Trecho da página>
================

O relatório final foi entregue pelos senadores ao procurador-geral da República, Augusto Aras, no dia 27 de outubro, um dia após a aprovação do relatório na CPI. Em 25 de novembro, Aras protocolou 11 petições, que tramitam em segredo de Justiça, relacionadas a Bolsonaro e a ministros. Trata-se de procedimentos preliminares, em que o procurador-geral avalia se vai, ou não, pedir investigação formal.
No Congresso, um clima de desconfiança se instalou entre os senadores da CPI, o que ficou explícito com a recente criação de um observatório para acompanhar os desdobramentos do relatório. Os parlamentares temem possível “inação” da PGR e da Polícia Federal. “Infelizmente, o PGR (Aras) não tem se mostrado solícito em relação a essa pauta, retardando de forma injustificada o avanço”, disse a senadora Simone Tebet (MDB-MS).
FORO. A PGR tem pedido o compartilhamento de arquivos com a CPI, entre outros requerimentos ao Supremo Tribunal Federal. No entanto, até agora, nenhum inquérito foi autuado na Corte para investigar agentes com foro. Os casos estão com os ministros Dias Toffoli, Rosa Weber, Kassio Nunes Marques, Cármen Lúcia, Luís Roberto Barroso e Ricardo Lewandowski. A PGR afirmou que “não é possível fornecer informações adicionais sobre eventuais diligências e o andamento dos casos” ao ser questionada se já pediu abertura de investigação formal. Os ministros não se manifestaram.
Entre os alvos dos procedimentos preliminares no STF, além do presidente, estão ministros – Marcelo Queiroga (Saúde), Onyx Lorenzoni (Trabalho), Braga Netto (Defesa) e Wagner Rosário (Controladoria-Geral da União) – e parlamentares como o senador Flávio Bolsonaro (PL-RJ) e os deputados Eduardo Bolsonaro (PSL-SP), Carlos Jordy (PSL-RJ), Ricardo Barros (PP-PR), Bia Kicis (PSL-DF) e Carla Zambelli (PSL-SP).
A negligência na vacinação e o incentivo ao descumprimento de medidas sanitárias são as condutas mais graves atribuídas a Bolsonaro e ministros. Estudos citados no relatório afirmam que entre 120 mil e 400 mil mortes poderiam ter sido evitadas se não fosse a omissão do governo.
Um desdobramento, porém, pode ser contabilizado em instância inferior. Indiciado por incitação ao crime, o vereador Carlos Bolsonaro (Republicanos-RJ) será investigado pelo Ministério Público estadual, que abriu um Procedimento Investigatório Criminal (PIC) sigiloso. Por outro lado, lista de 57 indiciados foi enviada para o Ministério Público do DF, mas o promotor de Justiça Clayton Germano afirmou que não tinha competência para atuar no caso.

================

Registros fornecidos>

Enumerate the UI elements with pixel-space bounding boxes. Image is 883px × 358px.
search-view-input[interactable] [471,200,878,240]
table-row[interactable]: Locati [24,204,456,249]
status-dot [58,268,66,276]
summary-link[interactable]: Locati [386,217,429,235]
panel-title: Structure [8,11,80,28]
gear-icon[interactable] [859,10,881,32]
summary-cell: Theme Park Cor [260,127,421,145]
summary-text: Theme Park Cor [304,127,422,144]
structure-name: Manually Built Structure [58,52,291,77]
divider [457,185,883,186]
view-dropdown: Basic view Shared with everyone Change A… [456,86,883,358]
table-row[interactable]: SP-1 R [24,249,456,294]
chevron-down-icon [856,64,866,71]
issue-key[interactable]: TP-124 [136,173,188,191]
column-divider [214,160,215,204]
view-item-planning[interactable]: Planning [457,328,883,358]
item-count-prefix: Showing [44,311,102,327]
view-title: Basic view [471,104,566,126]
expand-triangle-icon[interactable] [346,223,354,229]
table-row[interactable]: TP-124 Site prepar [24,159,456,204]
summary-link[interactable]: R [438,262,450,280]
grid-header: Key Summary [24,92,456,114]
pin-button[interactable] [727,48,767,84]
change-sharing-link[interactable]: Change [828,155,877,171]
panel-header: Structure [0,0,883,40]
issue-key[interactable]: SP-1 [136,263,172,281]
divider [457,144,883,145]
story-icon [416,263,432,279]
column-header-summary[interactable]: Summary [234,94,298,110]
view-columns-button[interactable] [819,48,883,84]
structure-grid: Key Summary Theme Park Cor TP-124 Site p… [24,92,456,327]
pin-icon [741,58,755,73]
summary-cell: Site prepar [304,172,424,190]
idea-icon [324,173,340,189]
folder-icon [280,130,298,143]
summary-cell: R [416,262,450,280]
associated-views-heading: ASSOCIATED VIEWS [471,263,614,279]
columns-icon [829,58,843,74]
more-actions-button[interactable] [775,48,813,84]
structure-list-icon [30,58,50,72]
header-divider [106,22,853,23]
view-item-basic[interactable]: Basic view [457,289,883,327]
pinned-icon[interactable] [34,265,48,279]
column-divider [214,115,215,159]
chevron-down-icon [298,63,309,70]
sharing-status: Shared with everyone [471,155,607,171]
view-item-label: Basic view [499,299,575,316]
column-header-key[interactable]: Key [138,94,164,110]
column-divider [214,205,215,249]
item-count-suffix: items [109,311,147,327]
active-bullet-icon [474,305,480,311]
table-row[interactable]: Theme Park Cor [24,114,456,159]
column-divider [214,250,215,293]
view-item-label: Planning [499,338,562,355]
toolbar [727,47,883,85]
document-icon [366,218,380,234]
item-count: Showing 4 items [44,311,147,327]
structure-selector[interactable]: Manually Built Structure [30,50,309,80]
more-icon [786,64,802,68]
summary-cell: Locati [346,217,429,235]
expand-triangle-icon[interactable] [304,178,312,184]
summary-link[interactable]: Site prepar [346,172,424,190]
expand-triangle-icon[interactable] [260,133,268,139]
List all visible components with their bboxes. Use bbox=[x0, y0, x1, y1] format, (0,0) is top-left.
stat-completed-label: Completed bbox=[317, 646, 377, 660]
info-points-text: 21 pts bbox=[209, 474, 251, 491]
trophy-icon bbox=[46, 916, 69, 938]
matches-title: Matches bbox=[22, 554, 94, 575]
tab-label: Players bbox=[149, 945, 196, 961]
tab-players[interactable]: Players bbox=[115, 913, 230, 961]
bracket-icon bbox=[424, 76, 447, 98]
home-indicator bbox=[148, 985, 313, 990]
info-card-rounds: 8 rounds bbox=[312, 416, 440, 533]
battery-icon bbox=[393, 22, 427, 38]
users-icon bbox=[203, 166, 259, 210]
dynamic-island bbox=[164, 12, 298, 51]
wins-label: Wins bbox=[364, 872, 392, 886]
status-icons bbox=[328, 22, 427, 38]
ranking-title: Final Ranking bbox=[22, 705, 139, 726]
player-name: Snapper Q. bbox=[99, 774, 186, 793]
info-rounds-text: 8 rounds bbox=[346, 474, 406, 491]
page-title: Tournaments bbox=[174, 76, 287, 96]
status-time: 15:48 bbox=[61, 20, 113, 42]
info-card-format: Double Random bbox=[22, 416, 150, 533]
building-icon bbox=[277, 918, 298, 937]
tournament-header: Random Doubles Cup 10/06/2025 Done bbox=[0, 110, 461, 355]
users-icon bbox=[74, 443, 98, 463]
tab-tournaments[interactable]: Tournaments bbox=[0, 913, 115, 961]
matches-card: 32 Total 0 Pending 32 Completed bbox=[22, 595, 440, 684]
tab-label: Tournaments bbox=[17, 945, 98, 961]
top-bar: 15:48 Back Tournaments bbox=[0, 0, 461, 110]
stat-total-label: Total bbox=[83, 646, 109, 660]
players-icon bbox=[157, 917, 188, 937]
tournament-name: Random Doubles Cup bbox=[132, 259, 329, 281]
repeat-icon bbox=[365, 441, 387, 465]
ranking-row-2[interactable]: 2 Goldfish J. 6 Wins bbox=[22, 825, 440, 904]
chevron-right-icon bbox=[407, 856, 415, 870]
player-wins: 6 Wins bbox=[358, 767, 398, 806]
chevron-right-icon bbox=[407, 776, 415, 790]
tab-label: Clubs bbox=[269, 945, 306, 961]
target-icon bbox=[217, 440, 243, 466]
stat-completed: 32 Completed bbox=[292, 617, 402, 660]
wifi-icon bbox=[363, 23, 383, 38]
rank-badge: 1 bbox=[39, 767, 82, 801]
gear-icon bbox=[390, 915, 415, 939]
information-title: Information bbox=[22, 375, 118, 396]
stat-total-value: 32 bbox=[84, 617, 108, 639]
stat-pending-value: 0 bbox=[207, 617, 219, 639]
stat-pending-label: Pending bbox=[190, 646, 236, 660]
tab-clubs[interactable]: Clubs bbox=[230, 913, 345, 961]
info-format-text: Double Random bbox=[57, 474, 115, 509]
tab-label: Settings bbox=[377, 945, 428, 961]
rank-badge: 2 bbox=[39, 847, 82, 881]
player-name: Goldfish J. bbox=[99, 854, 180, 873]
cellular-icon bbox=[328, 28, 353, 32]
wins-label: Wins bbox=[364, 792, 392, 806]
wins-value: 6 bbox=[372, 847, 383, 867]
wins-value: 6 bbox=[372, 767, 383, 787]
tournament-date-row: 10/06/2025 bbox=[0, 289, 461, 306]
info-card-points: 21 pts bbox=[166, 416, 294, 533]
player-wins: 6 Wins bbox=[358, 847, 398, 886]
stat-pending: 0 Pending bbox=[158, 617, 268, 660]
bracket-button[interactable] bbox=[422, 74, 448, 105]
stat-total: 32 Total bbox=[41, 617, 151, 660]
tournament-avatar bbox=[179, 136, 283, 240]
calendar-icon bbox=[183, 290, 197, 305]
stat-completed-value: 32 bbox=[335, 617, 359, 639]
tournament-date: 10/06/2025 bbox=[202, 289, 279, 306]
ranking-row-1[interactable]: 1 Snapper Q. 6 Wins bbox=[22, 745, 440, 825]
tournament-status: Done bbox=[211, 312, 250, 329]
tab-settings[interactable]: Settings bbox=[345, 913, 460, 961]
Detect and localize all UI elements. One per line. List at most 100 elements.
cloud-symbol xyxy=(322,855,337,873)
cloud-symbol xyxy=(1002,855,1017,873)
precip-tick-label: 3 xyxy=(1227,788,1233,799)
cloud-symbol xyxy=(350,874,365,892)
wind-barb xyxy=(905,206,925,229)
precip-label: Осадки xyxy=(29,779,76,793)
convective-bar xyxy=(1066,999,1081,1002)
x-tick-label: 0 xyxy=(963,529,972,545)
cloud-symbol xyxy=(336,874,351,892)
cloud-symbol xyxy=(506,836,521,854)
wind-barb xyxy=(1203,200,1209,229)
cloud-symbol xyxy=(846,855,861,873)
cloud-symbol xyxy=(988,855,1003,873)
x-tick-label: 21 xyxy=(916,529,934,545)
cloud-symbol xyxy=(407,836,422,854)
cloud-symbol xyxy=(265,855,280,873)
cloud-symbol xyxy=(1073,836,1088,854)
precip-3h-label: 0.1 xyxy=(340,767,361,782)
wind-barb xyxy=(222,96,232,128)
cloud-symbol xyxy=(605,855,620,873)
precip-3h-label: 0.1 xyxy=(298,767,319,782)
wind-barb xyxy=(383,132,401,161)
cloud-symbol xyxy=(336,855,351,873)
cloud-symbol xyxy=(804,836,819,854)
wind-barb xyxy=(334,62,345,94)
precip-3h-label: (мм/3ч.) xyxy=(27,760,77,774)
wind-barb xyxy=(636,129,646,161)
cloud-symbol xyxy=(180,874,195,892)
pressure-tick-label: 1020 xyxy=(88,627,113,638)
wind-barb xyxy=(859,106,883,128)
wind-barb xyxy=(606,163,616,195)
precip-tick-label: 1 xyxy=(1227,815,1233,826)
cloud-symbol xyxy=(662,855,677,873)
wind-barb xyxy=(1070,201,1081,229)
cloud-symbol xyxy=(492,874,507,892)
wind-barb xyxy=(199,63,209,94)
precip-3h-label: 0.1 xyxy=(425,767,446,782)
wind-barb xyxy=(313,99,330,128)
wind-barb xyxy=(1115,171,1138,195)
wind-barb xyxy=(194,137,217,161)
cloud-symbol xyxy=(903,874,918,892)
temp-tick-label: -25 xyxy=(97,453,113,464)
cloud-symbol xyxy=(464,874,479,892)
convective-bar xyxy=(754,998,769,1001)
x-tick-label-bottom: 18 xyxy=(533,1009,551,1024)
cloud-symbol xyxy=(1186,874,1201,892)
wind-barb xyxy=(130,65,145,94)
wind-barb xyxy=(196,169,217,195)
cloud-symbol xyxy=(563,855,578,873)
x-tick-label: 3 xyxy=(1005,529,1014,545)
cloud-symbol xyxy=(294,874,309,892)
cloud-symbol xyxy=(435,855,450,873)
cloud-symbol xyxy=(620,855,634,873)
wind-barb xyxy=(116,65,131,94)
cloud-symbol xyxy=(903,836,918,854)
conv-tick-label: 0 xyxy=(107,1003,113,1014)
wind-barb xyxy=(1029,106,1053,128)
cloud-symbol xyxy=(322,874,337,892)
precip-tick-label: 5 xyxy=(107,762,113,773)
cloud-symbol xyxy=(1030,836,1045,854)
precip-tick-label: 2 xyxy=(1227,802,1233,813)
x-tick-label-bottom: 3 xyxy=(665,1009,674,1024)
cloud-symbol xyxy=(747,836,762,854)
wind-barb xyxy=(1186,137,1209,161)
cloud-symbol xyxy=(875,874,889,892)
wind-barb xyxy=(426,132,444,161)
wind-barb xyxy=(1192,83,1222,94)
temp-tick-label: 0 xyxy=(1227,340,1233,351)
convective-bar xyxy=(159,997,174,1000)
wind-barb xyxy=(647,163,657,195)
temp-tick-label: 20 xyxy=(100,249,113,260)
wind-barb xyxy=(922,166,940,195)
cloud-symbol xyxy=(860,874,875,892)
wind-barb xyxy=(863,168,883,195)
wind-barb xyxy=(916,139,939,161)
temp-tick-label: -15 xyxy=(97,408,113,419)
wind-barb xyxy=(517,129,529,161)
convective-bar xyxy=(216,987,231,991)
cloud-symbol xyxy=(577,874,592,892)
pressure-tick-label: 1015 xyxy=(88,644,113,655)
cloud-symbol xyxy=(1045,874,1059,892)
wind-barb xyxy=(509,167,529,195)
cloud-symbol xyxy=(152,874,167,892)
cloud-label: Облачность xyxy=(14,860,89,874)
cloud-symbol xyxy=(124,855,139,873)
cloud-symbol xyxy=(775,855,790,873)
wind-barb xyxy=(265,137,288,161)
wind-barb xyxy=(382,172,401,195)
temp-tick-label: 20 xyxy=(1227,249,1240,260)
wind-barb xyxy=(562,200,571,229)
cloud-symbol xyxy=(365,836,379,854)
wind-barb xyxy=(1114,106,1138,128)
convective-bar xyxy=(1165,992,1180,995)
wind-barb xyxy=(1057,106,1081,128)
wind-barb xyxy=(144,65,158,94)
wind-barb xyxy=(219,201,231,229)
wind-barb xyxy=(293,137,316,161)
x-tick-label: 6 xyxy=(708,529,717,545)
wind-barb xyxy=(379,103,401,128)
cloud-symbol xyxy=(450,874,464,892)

================

Explorando o material>
**A)** Reescreva em forma de lista o parágrafo do trecho sobre o relatório da CPI que começa com "O relatório final foi entregue", mantendo os fatos principais.
**B)** Imprima, sem mudar nada, a parte do trecho sobre o relatório da CPI que começa em "FORO. A PGR" e termina em "não se manifestaram.".
**C)** Prossiga com o trecho sobre o relatório da CPI a partir do ponto em que ele termina.
Os registros não têm nada a ver com o trecho sobre o relatório da CPI.

Respostas>
**A)**
- 27 de outubro: os senadores entregam o relatório final ao procurador-geral da República, Augusto Aras, um dia depois de a CPI aprovar o relatório.
- 25 de novembro: Aras protocola 11 petições ligadas a Bolsonaro e a ministros, que correm em segredo de Justiça.
- São procedimentos preliminares, em que o procurador-geral avalia se vai pedir ou não uma investigação formal.

**B)**
FORO. A PGR tem pedido o compartilhamento de arquivos com a CPI, entre outros requerimentos ao Supremo Tribunal Federal. No entanto, até agora, nenhum inquérito foi autuado na Corte para investigar agentes com foro. Os casos estão com os ministros Dias Toffoli, Rosa Weber, Kassio Nunes Marques, Cármen Lúcia, Luís Roberto Barroso e Ricardo Lewandowski. A PGR afirmou que “não é possível fornecer informações adicionais sobre eventuais diligências e o andamento dos casos” ao ser questionada se já pediu abertura de investigação formal. Os ministros não se manifestaram.

**C)**
PREVARICAÇÃO. Na semana passada, a PF finalizou um inquérito sobre as negociações do Ministério da Saúde para a compra da vacina Covaxin sem sugerir o indiciamento de Bolsonaro, que foi acusado de ignorar alertas sobre suspeita de corrupção. Relatório enviado ao STF concluiu que não houve crime de prevaricação.
Ex-presidente da CPI, o senador Omar Aziz (PSD-AM) criticou o relatório. “Se você é comunicado, é obrigado a falar. Imagina o presidente que, no ofício do cargo, tem a obrigação de mandar apurar? Então ninguém prevarica mais nesse país, esse crime não existe mais.” Também na semana passada, Aras pediu ao Supremo que intimasse a cúpula da CPI para prestar esclarecimentos sobre suposta divulgação de dados sigilosos durante os trabalhos do colegiado.
COBRANÇA. Diante da ausência de respostas, houve quem procurasse caminhos alternativos para ajudar quem precisa. Paola Falceta é presidente da Associação de Vítimas e Familiares de Vítimas da COVID-19 (Avico), que oferece auxílio psicológico e amparo legal aos atingidos pela pandemia. “É um espaço onde podem chorar, rir, (falar) tudo que ninguém quer escutar”, disse ela.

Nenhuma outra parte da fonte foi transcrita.